▶ **JOB**
Copy out the lines that include the word "description".
--- BEGIN ---
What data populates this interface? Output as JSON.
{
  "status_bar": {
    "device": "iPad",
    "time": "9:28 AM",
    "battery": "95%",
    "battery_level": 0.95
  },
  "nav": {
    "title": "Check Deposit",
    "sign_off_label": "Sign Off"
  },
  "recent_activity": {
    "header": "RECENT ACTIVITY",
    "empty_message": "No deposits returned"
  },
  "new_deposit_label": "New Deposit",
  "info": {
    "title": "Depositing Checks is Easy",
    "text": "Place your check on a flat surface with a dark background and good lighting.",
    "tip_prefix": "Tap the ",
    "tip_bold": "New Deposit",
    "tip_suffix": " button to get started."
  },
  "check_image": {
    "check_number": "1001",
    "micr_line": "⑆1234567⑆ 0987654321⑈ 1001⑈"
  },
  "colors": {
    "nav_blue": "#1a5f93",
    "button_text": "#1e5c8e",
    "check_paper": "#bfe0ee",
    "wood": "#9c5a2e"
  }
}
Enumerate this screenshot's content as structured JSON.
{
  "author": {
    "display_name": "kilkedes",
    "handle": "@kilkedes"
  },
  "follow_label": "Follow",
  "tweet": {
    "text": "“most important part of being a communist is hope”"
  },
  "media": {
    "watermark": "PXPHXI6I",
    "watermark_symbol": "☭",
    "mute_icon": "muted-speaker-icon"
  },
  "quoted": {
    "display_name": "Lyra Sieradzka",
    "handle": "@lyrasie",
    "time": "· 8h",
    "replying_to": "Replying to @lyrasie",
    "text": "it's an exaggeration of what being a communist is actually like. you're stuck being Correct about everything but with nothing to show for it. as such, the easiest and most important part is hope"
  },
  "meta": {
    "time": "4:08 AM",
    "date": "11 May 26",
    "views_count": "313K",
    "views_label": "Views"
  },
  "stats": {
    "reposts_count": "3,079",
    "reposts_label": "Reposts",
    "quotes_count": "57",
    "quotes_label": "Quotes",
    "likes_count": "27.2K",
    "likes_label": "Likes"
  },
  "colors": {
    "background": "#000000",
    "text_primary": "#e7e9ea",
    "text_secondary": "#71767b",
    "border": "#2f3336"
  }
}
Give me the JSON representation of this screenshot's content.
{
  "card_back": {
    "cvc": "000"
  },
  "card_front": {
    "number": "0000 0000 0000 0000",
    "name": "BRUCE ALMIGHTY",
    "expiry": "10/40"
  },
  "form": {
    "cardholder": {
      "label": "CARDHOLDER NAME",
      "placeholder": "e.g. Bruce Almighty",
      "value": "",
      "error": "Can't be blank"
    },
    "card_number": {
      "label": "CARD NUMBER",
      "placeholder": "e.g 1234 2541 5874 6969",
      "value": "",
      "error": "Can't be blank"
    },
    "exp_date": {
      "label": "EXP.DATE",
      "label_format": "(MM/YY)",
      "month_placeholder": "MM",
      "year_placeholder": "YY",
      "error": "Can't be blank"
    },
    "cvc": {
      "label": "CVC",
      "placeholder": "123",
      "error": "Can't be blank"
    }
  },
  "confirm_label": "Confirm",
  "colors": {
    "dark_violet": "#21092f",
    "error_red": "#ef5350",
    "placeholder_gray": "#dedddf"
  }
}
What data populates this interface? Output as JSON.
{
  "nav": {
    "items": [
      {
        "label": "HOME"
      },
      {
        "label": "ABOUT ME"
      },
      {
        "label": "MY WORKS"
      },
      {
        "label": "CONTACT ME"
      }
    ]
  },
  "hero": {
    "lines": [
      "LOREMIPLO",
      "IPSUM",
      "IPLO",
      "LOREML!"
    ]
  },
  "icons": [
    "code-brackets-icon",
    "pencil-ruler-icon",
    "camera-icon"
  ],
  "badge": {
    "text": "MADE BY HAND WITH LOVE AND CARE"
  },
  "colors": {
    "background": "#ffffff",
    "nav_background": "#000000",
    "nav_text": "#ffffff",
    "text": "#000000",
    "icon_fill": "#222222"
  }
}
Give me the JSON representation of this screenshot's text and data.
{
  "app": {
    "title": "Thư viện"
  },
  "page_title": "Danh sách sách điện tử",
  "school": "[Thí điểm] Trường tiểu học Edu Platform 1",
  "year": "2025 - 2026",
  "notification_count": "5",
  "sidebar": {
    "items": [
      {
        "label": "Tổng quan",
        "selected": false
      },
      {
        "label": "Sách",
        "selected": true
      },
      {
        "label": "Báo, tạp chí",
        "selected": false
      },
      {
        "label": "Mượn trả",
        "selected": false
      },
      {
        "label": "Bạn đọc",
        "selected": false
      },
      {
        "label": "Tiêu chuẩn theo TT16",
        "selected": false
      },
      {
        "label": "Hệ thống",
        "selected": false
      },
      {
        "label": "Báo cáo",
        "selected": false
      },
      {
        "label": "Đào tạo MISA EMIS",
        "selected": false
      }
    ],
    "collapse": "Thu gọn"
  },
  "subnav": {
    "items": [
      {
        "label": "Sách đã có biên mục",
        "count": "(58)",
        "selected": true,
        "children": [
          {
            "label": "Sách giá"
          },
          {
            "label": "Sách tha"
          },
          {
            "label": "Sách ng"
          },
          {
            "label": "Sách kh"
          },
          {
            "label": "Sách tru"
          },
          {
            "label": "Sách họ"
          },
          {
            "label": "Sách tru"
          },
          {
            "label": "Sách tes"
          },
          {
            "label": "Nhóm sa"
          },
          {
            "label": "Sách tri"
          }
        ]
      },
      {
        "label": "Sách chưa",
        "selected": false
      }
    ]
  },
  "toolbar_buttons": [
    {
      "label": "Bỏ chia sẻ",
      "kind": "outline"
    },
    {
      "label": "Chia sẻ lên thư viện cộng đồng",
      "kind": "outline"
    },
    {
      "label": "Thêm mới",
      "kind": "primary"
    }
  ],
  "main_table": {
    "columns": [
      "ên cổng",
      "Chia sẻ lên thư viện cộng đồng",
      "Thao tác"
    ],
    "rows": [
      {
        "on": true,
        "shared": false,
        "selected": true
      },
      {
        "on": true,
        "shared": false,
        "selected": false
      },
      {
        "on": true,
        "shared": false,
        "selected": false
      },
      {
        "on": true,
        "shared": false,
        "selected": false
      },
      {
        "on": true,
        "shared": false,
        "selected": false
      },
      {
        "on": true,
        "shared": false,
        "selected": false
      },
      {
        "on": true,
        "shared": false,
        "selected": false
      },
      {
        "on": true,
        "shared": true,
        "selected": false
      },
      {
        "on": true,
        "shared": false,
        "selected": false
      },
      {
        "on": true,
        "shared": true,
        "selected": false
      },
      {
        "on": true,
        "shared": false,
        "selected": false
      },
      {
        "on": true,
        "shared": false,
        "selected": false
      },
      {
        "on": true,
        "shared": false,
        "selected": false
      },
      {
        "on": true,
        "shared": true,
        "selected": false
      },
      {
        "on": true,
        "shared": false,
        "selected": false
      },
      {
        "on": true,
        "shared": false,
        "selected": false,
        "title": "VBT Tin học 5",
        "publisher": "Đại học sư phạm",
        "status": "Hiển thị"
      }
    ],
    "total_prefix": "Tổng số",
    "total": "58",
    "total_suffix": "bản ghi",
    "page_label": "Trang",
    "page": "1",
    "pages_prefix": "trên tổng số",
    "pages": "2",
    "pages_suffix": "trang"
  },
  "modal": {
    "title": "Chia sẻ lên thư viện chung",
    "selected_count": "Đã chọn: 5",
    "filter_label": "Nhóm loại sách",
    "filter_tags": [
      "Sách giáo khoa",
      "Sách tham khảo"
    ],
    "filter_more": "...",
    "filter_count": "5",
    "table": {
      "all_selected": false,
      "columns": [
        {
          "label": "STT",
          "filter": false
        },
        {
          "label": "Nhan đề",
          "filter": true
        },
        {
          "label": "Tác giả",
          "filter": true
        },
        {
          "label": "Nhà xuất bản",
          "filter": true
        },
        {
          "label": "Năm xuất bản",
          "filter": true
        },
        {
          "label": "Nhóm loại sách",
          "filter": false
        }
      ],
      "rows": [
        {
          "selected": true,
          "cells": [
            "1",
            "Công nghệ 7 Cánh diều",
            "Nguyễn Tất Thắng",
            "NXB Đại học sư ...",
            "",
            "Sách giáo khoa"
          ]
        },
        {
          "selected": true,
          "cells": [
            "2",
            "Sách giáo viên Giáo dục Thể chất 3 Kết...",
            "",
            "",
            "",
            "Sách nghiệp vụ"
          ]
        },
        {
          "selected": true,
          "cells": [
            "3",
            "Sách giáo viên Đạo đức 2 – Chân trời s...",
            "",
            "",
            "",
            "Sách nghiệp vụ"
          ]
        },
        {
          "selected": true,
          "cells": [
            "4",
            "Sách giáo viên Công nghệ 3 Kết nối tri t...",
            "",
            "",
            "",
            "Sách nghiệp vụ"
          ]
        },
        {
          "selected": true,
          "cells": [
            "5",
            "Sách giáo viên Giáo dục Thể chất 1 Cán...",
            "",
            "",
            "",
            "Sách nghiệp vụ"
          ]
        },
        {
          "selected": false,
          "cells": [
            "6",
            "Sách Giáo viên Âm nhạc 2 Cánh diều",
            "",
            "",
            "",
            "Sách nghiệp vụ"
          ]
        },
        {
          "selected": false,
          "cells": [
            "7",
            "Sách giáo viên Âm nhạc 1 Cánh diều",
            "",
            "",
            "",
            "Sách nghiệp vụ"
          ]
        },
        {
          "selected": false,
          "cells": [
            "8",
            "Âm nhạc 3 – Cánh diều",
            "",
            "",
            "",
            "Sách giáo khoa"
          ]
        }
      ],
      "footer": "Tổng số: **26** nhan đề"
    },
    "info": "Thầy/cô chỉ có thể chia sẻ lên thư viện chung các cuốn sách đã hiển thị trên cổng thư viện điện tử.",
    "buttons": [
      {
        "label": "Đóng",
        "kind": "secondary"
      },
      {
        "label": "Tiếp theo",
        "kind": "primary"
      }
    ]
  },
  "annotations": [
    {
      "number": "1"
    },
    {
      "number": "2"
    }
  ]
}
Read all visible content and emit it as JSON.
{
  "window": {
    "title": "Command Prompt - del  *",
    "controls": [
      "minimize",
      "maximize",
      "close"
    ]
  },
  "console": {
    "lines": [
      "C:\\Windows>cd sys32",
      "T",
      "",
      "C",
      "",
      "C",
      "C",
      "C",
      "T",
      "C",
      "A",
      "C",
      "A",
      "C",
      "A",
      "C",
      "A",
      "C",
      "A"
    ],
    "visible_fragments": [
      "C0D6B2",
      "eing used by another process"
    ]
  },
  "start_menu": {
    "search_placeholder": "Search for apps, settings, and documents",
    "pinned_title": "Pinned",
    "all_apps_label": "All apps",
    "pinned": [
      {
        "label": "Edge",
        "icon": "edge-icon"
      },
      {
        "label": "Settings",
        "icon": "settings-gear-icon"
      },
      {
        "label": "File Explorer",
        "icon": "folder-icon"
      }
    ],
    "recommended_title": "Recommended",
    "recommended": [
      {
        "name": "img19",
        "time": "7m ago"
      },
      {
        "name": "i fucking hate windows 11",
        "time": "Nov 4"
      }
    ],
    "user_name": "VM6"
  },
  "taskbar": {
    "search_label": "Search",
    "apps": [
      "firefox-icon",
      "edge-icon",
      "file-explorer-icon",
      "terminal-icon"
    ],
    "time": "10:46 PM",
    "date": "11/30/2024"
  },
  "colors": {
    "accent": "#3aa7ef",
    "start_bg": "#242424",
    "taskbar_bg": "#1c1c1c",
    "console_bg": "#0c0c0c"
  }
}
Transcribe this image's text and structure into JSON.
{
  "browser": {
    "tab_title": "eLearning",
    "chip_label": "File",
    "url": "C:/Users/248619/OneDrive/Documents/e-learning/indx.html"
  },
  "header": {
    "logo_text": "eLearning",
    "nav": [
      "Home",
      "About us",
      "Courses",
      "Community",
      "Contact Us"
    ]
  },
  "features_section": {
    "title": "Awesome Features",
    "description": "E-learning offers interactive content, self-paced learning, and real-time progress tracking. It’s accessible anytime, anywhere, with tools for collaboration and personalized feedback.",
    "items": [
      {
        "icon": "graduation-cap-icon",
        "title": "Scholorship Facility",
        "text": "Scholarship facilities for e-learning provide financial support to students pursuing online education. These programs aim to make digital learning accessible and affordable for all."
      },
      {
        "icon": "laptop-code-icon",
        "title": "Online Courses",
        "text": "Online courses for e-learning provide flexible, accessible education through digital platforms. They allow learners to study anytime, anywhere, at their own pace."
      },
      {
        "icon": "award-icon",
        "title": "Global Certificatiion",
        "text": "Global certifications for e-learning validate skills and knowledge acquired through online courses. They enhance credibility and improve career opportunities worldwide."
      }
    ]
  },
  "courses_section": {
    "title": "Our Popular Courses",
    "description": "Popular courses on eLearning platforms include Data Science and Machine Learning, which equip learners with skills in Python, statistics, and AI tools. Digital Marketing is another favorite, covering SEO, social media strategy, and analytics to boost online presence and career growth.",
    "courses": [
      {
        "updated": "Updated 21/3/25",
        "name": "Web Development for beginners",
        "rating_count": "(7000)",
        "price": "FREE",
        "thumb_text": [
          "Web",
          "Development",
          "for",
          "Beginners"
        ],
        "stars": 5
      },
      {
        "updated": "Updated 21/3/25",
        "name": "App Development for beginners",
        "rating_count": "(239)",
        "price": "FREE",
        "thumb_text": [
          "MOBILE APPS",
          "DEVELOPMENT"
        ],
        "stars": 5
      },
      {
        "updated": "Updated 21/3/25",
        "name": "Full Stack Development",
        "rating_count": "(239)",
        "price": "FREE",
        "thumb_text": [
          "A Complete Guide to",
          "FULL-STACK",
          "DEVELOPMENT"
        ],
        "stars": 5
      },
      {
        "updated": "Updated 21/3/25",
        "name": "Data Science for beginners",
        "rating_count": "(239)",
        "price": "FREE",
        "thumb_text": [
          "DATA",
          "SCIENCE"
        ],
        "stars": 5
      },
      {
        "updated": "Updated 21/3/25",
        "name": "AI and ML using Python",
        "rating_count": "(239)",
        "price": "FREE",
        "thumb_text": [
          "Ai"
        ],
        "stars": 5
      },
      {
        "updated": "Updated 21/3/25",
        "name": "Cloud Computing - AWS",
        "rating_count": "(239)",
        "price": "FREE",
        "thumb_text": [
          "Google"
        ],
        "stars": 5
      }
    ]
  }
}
--- END ---
▶ **REPLY TO THE TASK**
    "description": "E-learning offers interactive content, self-paced learning, and real-time progress tracking. It’s accessible anytime, anywhere, with tools for collaboration and personalized feedback.",
    "description": "Popular courses on eLearning platforms include Data Science and Machine Learning, which equip learners with skills in Python, statistics, and AI tools. Digital Marketing is another favorite, covering SEO, social media strategy, and analytics to boost online presence and career growth.",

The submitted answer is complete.